### RAW RECORDS ###
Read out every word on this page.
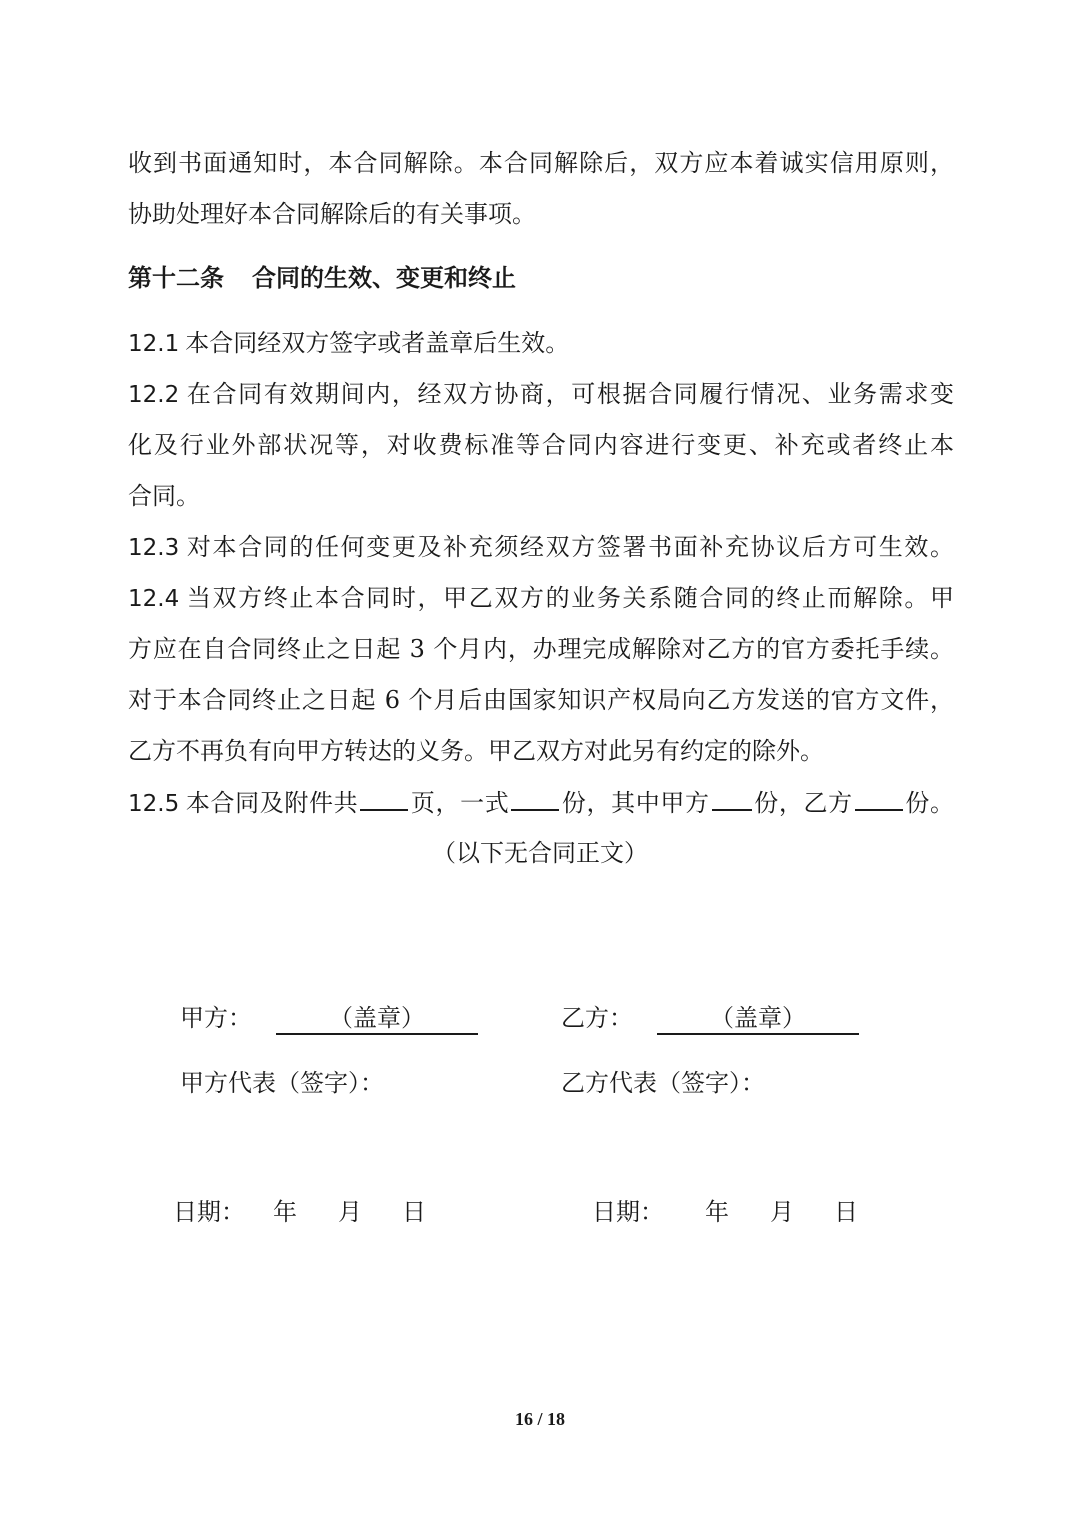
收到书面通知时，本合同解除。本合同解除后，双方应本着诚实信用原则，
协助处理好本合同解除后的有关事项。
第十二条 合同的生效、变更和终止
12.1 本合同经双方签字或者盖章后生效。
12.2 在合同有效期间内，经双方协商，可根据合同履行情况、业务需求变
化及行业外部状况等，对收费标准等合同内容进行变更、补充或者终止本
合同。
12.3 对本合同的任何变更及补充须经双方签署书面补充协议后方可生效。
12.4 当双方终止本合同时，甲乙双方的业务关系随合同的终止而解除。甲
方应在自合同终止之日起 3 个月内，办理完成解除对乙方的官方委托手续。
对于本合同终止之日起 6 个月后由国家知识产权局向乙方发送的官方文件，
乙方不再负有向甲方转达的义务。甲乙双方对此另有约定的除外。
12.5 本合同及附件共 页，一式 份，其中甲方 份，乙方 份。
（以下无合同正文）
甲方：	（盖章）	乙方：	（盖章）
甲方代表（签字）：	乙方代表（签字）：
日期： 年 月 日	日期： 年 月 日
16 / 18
###
### RAW RECORDS ###
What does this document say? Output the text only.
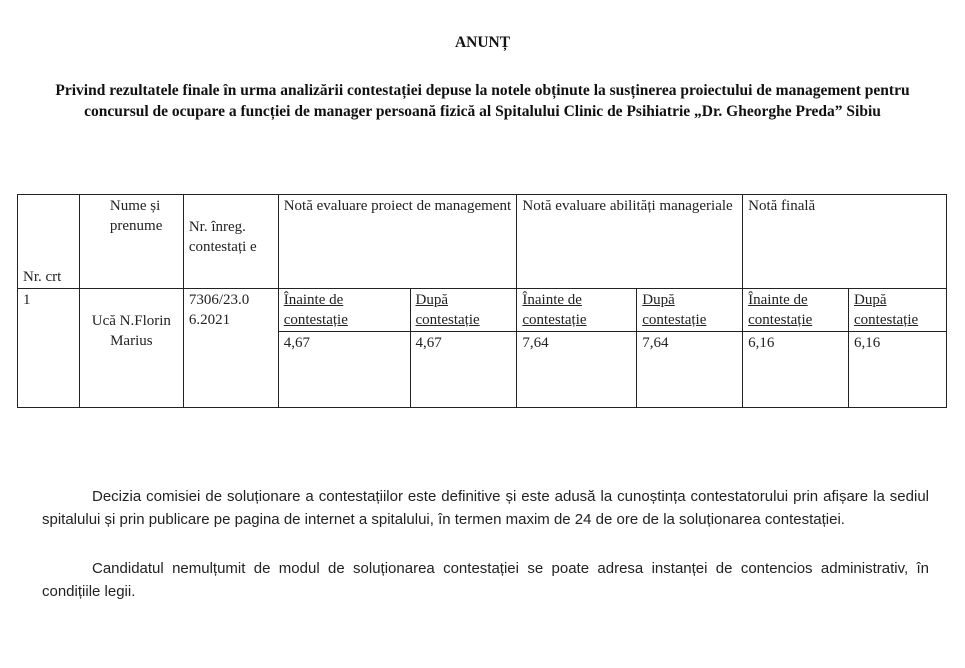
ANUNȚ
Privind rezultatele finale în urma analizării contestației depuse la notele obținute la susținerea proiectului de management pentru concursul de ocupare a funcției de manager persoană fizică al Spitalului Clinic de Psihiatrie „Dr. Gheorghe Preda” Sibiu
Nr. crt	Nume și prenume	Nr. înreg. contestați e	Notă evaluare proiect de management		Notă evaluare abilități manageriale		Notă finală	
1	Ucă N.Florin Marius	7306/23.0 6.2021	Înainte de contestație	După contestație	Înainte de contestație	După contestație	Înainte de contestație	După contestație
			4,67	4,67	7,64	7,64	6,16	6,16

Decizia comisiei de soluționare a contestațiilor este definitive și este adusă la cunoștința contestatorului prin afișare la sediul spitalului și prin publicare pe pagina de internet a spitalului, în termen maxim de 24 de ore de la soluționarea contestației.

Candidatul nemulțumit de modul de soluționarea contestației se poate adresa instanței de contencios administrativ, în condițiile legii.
###
(DESCRIPTION OF THE TASK) Collect the lines that hold "soluționarea".

(WORKED SOLUTION)
Decizia comisiei de soluționare a contestațiilor este definitive și este adusă la cunoștința contestatorului prin afișare la sediul spitalului și prin publicare pe pagina de internet a spitalului, în termen maxim de 24 de ore de la soluționarea contestației.
Candidatul nemulțumit de modul de soluționarea contestației se poate adresa instanței de contencios administrativ, în condițiile legii.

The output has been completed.